Task brief:
Check each line of the listing for the word "eight" and report how many lines contain it, giving nothing but the number.

Extracted records:
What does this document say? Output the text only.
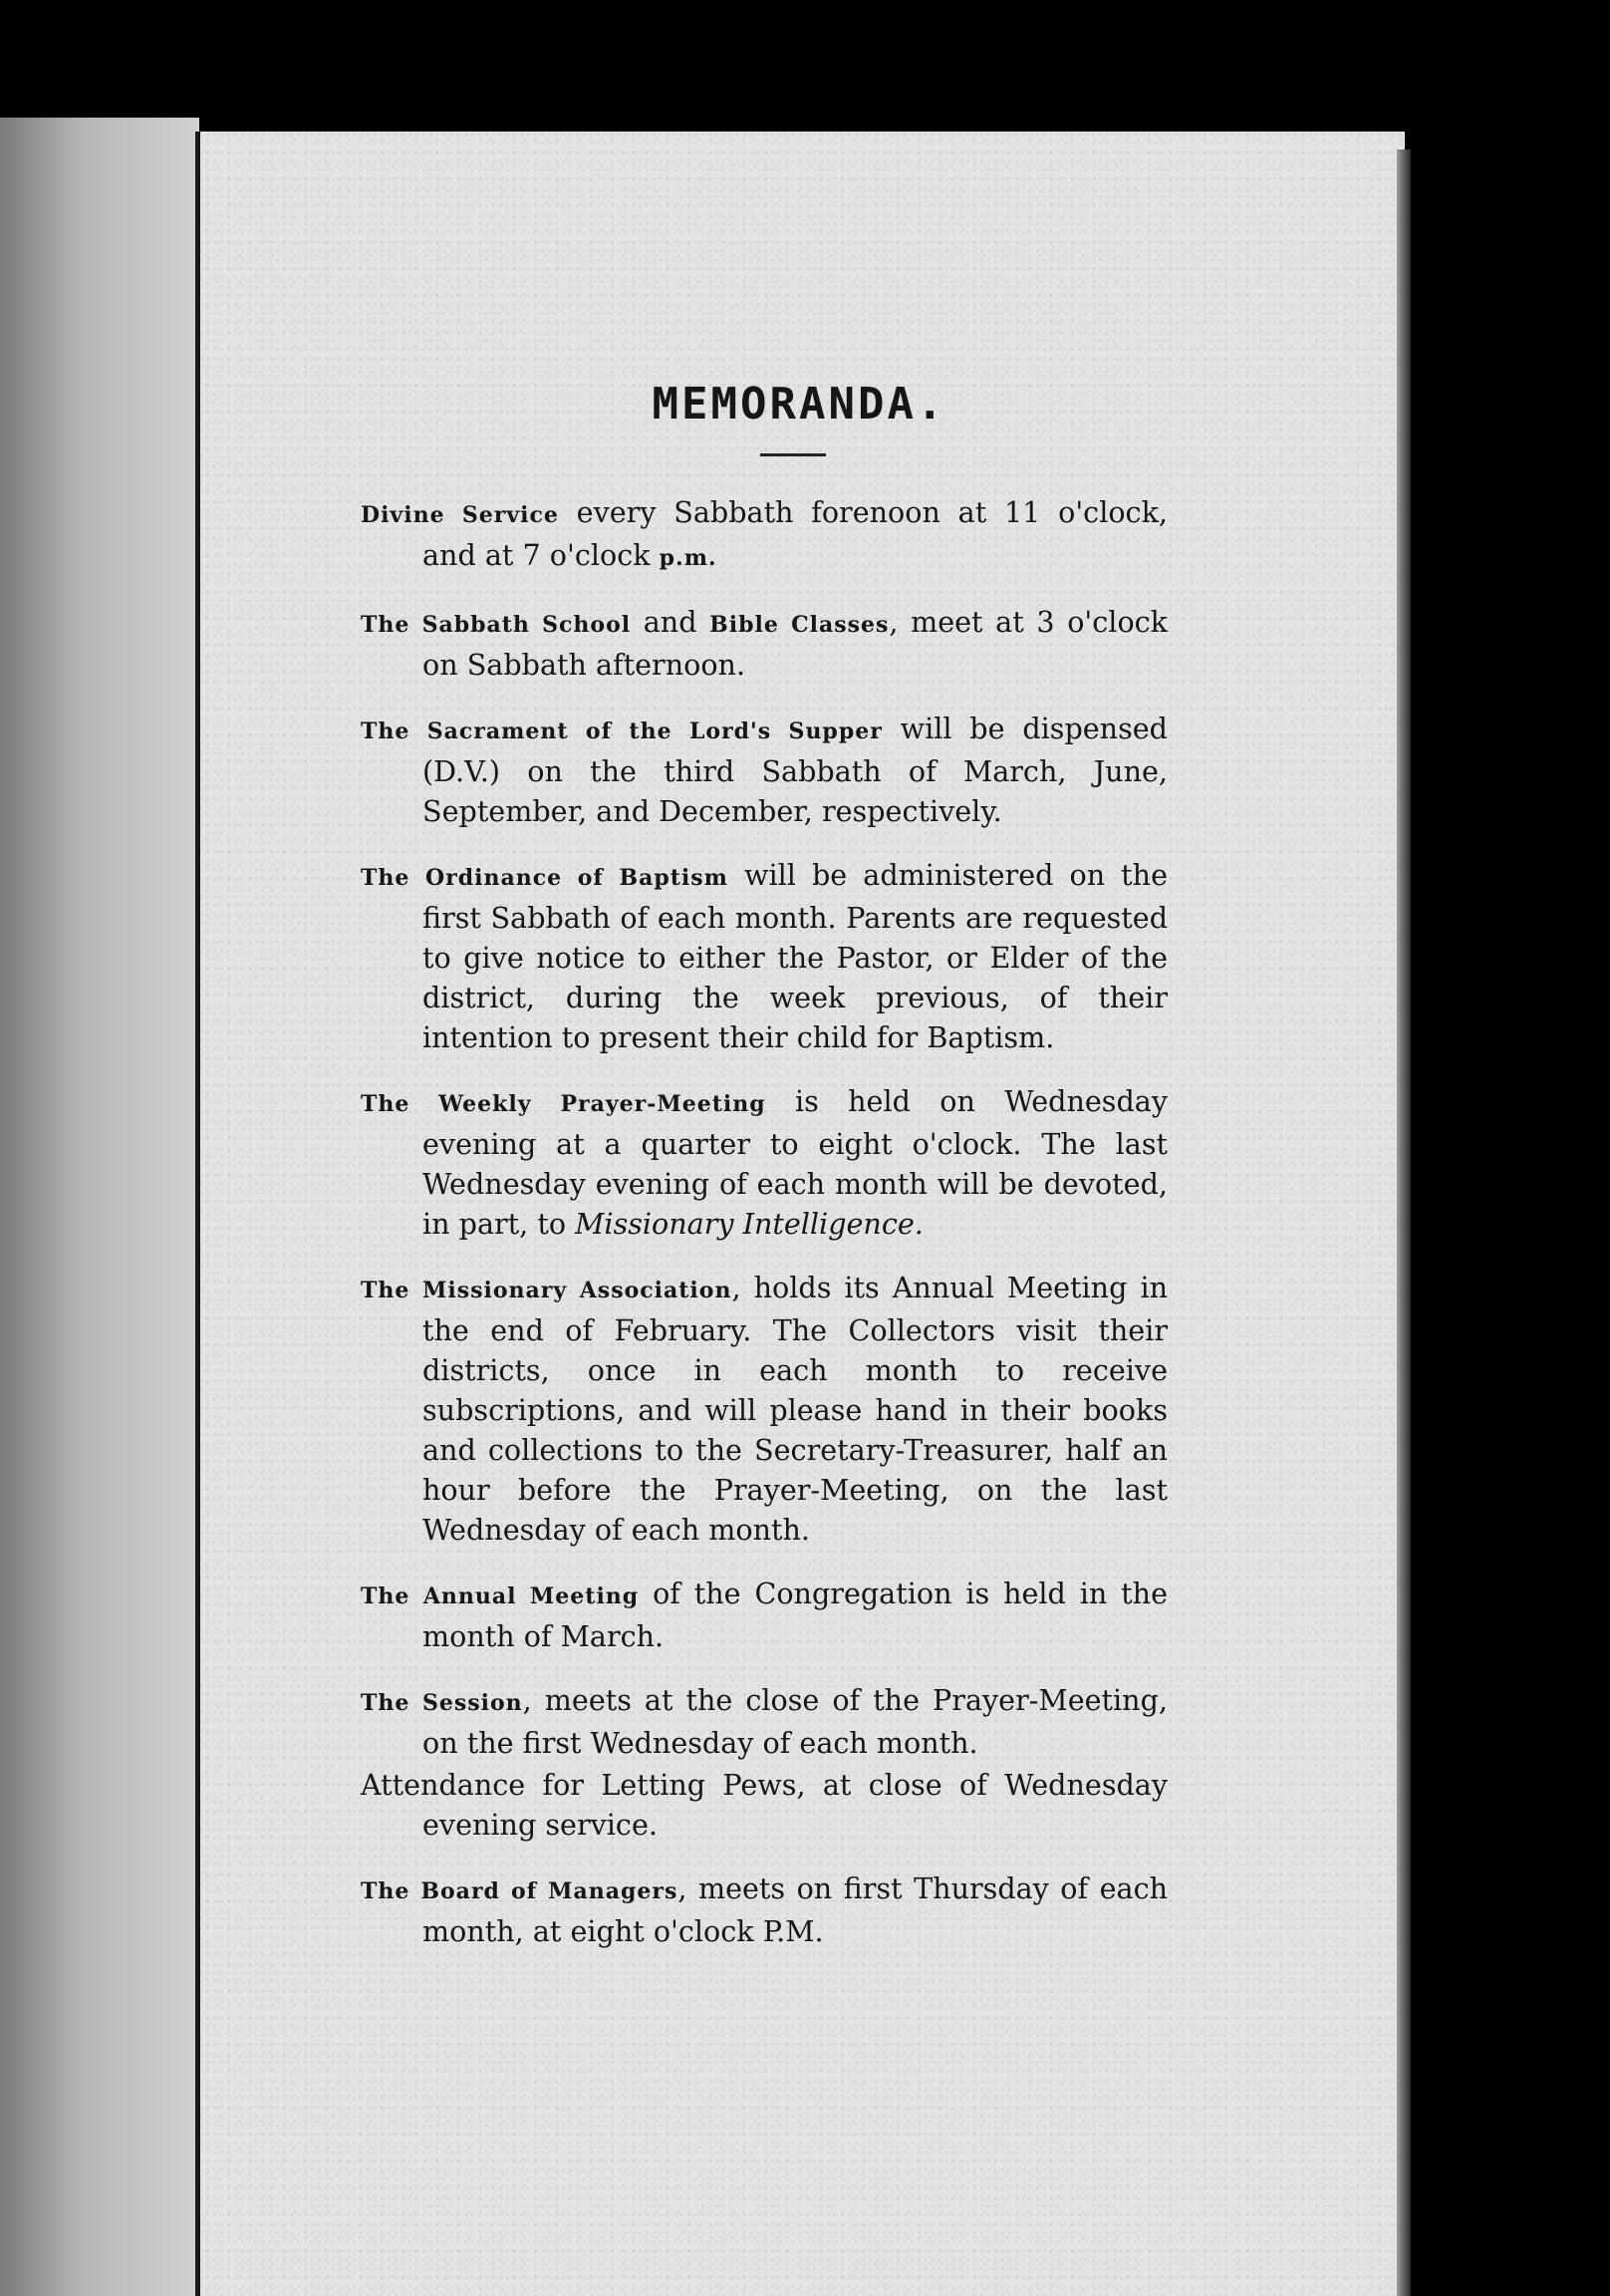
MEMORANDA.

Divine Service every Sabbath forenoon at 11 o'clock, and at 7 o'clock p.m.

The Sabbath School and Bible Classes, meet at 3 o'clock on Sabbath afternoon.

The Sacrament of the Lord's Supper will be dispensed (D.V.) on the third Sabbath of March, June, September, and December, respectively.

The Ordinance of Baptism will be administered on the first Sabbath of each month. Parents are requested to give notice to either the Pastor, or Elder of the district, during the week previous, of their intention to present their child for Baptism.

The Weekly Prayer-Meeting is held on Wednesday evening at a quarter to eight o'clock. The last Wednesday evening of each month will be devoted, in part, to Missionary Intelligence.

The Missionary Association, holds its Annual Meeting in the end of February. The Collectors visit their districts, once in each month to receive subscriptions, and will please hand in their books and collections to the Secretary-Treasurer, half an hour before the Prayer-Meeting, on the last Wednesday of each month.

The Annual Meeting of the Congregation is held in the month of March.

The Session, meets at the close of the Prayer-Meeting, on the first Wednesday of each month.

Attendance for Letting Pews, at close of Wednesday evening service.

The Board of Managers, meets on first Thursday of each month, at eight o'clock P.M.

Full response:
2